▶ _Task statement_
Show all lines from the listing below that contain "Free".

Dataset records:
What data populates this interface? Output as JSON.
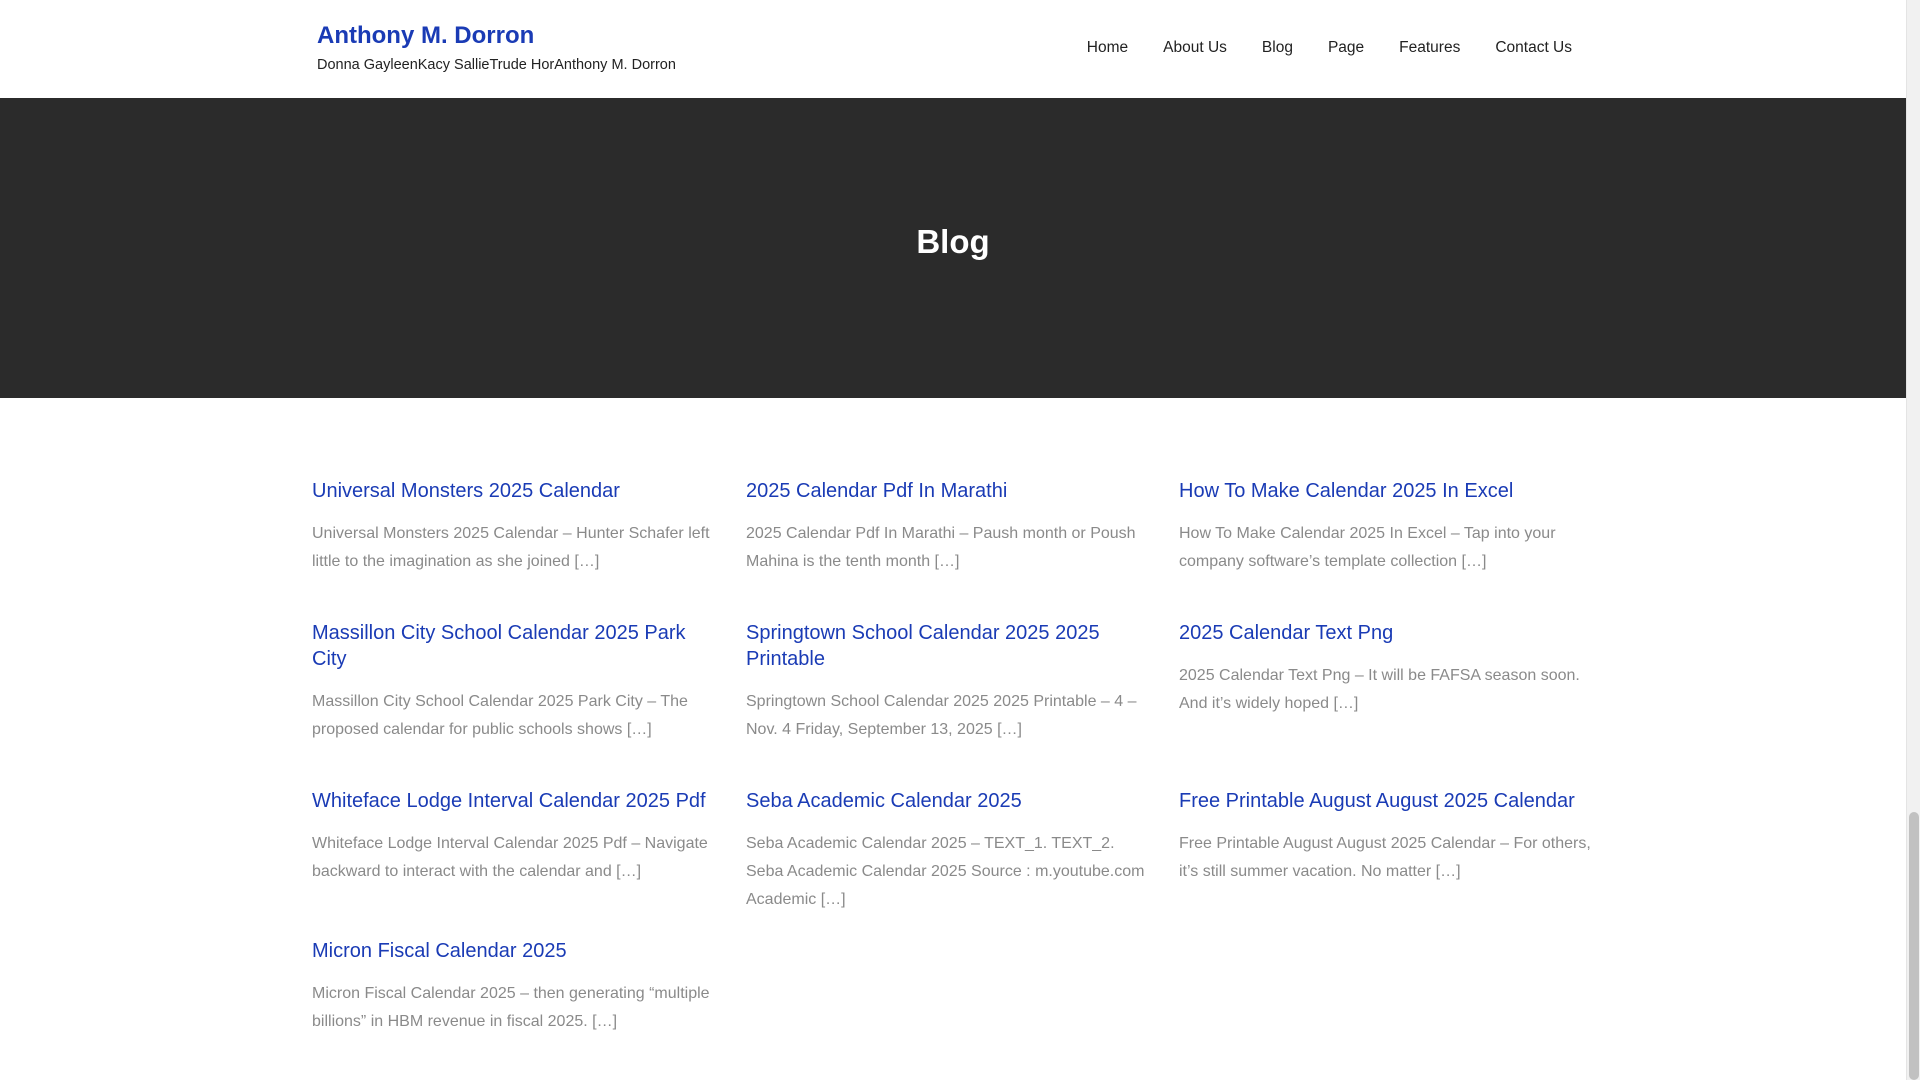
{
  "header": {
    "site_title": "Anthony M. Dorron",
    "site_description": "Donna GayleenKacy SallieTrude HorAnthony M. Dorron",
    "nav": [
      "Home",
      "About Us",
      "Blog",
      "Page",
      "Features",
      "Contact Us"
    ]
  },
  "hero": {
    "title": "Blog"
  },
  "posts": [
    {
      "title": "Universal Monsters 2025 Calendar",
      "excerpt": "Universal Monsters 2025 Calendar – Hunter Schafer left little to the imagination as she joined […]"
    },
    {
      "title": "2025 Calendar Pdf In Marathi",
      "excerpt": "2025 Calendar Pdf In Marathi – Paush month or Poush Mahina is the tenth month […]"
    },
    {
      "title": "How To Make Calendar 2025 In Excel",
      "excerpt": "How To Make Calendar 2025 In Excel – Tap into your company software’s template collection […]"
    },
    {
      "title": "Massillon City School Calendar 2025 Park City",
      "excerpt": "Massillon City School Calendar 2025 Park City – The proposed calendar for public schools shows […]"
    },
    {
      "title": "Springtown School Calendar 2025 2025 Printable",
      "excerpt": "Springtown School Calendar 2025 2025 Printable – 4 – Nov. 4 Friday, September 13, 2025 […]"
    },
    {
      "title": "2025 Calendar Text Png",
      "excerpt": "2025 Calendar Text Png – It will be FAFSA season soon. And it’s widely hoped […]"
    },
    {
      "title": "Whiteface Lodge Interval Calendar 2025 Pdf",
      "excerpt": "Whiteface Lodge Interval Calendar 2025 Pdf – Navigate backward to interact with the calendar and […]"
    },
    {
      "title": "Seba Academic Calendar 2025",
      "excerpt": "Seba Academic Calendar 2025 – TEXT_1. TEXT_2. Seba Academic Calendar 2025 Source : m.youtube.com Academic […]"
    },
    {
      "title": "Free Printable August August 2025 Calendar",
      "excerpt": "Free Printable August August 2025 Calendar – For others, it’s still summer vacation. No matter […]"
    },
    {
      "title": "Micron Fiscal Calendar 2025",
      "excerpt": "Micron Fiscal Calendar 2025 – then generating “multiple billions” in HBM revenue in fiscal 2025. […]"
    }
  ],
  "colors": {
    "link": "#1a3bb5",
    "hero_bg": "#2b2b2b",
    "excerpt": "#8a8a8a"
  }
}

▶ _Result_
      "title": "Free Printable August August 2025 Calendar",
      "excerpt": "Free Printable August August 2025 Calendar – For others, it’s still summer vacation. No matter […]"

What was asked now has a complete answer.